§ **Task instructions**: Reproduce each of the lines word for word.

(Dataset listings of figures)
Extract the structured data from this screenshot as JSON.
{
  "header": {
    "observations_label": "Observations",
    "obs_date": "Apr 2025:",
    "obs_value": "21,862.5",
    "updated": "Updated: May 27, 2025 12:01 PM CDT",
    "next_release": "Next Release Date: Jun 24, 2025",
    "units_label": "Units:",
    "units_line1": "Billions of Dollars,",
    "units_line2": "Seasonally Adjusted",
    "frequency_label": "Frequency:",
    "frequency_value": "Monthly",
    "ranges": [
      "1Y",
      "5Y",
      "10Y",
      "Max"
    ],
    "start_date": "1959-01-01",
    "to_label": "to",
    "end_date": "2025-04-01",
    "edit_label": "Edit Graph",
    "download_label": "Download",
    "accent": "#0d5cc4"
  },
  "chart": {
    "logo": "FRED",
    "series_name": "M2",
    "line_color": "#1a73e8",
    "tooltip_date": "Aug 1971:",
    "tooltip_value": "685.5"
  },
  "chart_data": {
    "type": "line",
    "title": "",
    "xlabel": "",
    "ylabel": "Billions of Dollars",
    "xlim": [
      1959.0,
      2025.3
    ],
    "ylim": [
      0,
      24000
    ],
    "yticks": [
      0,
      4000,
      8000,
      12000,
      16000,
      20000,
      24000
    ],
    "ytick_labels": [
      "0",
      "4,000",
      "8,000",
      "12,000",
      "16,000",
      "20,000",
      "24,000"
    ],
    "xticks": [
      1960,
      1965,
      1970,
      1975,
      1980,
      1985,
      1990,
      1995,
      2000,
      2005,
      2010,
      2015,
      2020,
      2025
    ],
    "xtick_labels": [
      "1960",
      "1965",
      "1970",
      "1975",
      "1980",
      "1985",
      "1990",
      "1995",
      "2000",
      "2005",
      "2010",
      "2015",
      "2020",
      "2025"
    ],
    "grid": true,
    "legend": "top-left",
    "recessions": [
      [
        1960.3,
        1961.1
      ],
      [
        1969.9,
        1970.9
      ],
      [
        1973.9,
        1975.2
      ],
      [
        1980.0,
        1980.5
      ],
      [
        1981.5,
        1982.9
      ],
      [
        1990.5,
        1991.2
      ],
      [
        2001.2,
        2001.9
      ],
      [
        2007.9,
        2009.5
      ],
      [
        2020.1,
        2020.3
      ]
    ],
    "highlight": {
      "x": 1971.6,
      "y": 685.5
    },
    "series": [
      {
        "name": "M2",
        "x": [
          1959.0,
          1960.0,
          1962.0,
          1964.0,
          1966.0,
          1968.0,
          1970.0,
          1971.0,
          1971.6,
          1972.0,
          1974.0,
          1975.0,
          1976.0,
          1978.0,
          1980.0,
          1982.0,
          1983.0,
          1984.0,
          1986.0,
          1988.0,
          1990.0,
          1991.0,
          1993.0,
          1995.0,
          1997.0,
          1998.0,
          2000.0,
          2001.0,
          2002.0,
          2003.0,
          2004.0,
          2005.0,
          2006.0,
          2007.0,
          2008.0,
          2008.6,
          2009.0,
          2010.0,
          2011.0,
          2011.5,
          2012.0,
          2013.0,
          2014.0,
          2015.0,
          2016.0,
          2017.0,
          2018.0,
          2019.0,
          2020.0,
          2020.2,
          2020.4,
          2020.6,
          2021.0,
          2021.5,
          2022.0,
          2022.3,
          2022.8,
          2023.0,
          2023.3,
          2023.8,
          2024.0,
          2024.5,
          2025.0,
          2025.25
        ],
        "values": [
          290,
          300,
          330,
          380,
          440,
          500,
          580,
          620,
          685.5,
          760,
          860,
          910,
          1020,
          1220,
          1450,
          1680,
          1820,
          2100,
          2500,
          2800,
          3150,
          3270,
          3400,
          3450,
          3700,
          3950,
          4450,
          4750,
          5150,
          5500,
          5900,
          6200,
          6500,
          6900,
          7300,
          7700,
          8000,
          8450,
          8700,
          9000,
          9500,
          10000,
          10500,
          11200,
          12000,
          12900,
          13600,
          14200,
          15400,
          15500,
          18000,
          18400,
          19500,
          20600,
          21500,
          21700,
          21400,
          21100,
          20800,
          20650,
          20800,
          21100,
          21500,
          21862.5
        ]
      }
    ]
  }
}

§ **Task response**:
Extract the structured data from this screenshot as JSON.
{
  "header": {
    "observations_label": "Observations",
    "obs_date": "Apr 2025:",
    "obs_value": "21,862.5",
    "updated": "Updated: May 27, 2025 12:01 PM CDT",
    "next_release": "Next Release Date: Jun 24, 2025",
    "units_label": "Units:",
    "units_line1": "Billions of Dollars,",
    "units_line2": "Seasonally Adjusted",
    "frequency_label": "Frequency:",
    "frequency_value": "Monthly",
    "ranges": [
      "1Y",
      "5Y",
      "10Y",
      "Max"
    ],
    "start_date": "1959-01-01",
    "to_label": "to",
    "end_date": "2025-04-01",
    "edit_label": "Edit Graph",
    "download_label": "Download",
    "accent": "#0d5cc4"
  },
  "chart": {
    "logo": "FRED",
    "series_name": "M2",
    "line_color": "#1a73e8",
    "tooltip_date": "Aug 1971:",
    "tooltip_value": "685.5"
  },
  "chart_data": {
    "type": "line",
    "title": "",
    "xlabel": "",
    "ylabel": "Billions of Dollars",
    "xlim": [
      1959.0,
      2025.3
    ],
    "ylim": [
      0,
      24000
    ],
    "yticks": [
      0,
      4000,
      8000,
      12000,
      16000,
      20000,
      24000
    ],
    "ytick_labels": [
      "0",
      "4,000",
      "8,000",
      "12,000",
      "16,000",
      "20,000",
      "24,000"
    ],
    "xticks": [
      1960,
      1965,
      1970,
      1975,
      1980,
      1985,
      1990,
      1995,
      2000,
      2005,
      2010,
      2015,
      2020,
      2025
    ],
    "xtick_labels": [
      "1960",
      "1965",
      "1970",
      "1975",
      "1980",
      "1985",
      "1990",
      "1995",
      "2000",
      "2005",
      "2010",
      "2015",
      "2020",
      "2025"
    ],
    "grid": true,
    "legend": "top-left",
    "recessions": [
      [
        1960.3,
        1961.1
      ],
      [
        1969.9,
        1970.9
      ],
      [
        1973.9,
        1975.2
      ],
      [
        1980.0,
        1980.5
      ],
      [
        1981.5,
        1982.9
      ],
      [
        1990.5,
        1991.2
      ],
      [
        2001.2,
        2001.9
      ],
      [
        2007.9,
        2009.5
      ],
      [
        2020.1,
        2020.3
      ]
    ],
    "highlight": {
      "x": 1971.6,
      "y": 685.5
    },
    "series": [
      {
        "name": "M2",
        "x": [
          1959.0,
          1960.0,
          1962.0,
          1964.0,
          1966.0,
          1968.0,
          1970.0,
          1971.0,
          1971.6,
          1972.0,
          1974.0,
          1975.0,
          1976.0,
          1978.0,
          1980.0,
          1982.0,
          1983.0,
          1984.0,
          1986.0,
          1988.0,
          1990.0,
          1991.0,
          1993.0,
          1995.0,
          1997.0,
          1998.0,
          2000.0,
          2001.0,
          2002.0,
          2003.0,
          2004.0,
          2005.0,
          2006.0,
          2007.0,
          2008.0,
          2008.6,
          2009.0,
          2010.0,
          2011.0,
          2011.5,
          2012.0,
          2013.0,
          2014.0,
          2015.0,
          2016.0,
          2017.0,
          2018.0,
          2019.0,
          2020.0,
          2020.2,
          2020.4,
          2020.6,
          2021.0,
          2021.5,
          2022.0,
          2022.3,
          2022.8,
          2023.0,
          2023.3,
          2023.8,
          2024.0,
          2024.5,
          2025.0,
          2025.25
        ],
        "values": [
          290,
          300,
          330,
          380,
          440,
          500,
          580,
          620,
          685.5,
          760,
          860,
          910,
          1020,
          1220,
          1450,
          1680,
          1820,
          2100,
          2500,
          2800,
          3150,
          3270,
          3400,
          3450,
          3700,
          3950,
          4450,
          4750,
          5150,
          5500,
          5900,
          6200,
          6500,
          6900,
          7300,
          7700,
          8000,
          8450,
          8700,
          9000,
          9500,
          10000,
          10500,
          11200,
          12000,
          12900,
          13600,
          14200,
          15400,
          15500,
          18000,
          18400,
          19500,
          20600,
          21500,
          21700,
          21400,
          21100,
          20800,
          20650,
          20800,
          21100,
          21500,
          21862.5
        ]
      }
    ]
  }
}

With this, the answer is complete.